• PROBLEM TO SOLVE:
Find the word "JSON" in the data. Return every line where it appears.

** Start ITEMS **

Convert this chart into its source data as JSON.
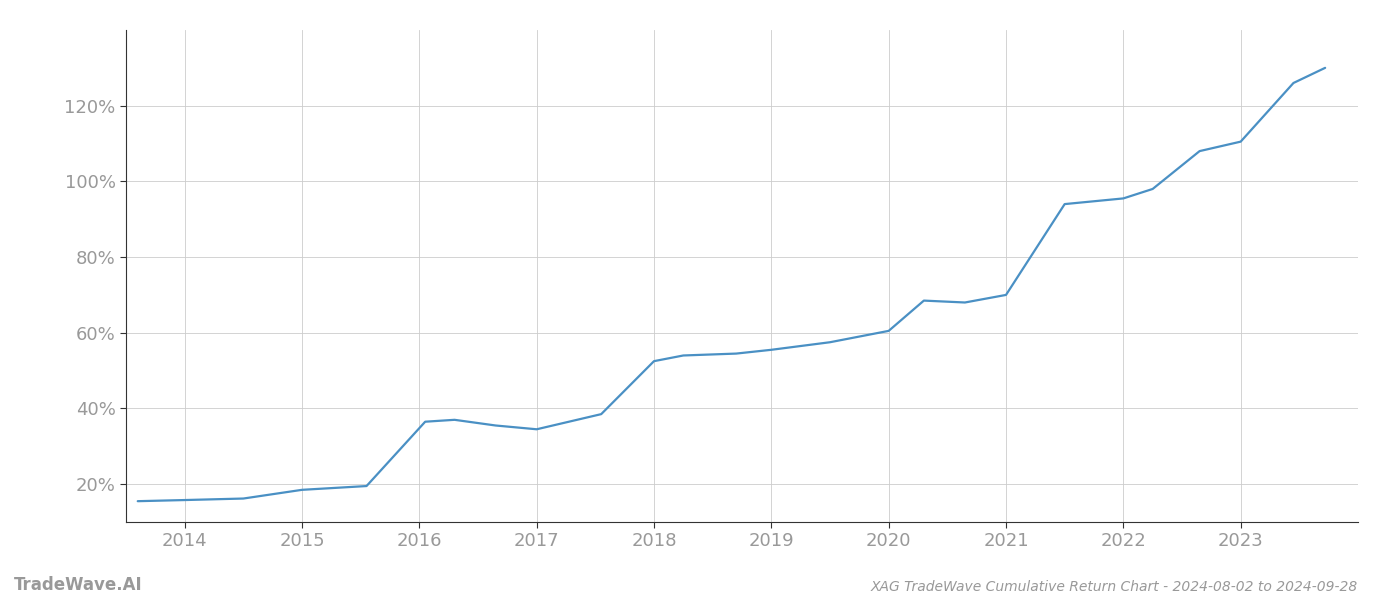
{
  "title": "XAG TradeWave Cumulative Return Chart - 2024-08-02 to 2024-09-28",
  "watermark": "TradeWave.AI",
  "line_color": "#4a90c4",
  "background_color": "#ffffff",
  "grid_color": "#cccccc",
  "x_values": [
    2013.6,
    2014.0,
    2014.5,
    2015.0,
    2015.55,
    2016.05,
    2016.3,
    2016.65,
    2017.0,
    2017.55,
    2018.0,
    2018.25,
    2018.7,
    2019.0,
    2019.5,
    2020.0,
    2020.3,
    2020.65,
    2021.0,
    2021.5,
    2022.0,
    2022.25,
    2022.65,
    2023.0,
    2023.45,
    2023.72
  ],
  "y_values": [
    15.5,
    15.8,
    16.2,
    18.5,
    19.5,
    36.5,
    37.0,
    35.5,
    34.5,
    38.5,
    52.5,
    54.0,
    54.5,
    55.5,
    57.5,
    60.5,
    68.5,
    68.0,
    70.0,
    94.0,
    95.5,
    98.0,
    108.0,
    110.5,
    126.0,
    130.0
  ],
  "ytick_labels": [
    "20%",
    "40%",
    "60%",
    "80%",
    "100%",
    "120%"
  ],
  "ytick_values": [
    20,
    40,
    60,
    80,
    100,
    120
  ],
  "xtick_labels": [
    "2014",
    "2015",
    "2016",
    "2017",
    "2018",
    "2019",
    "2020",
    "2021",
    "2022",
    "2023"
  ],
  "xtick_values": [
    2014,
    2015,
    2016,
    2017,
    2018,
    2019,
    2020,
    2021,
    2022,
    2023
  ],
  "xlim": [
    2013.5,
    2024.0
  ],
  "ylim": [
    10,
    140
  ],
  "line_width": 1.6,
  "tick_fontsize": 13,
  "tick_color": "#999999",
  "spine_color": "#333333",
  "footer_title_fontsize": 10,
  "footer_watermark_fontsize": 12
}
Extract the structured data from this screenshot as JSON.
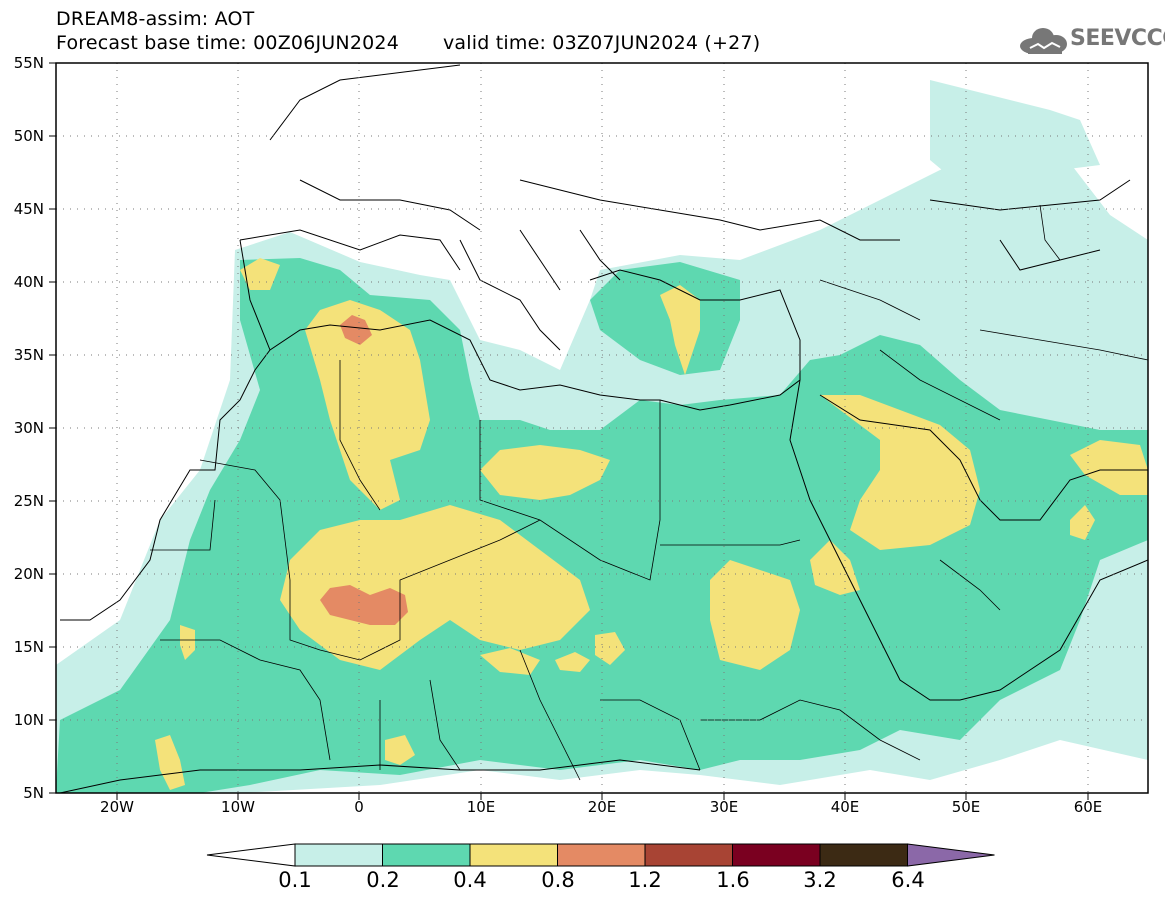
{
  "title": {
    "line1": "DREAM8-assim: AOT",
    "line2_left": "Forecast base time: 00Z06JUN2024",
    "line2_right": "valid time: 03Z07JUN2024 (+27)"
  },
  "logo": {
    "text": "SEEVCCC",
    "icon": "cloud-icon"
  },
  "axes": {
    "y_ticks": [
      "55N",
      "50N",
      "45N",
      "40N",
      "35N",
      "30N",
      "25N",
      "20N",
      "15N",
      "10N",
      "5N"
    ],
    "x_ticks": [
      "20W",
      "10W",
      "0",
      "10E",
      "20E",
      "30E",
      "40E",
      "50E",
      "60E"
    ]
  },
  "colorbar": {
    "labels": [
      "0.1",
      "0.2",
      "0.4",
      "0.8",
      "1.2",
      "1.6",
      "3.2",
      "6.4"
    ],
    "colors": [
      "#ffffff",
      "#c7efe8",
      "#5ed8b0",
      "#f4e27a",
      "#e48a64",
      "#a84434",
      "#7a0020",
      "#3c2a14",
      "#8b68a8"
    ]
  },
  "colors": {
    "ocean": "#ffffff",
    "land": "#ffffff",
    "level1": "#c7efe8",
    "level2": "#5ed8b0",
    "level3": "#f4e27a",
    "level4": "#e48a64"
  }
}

** End ITEMS **

• ANSWER TO THIS PROBLEM:
Convert this chart into its source data as JSON.
Extract the structured data from this screenshot as JSON.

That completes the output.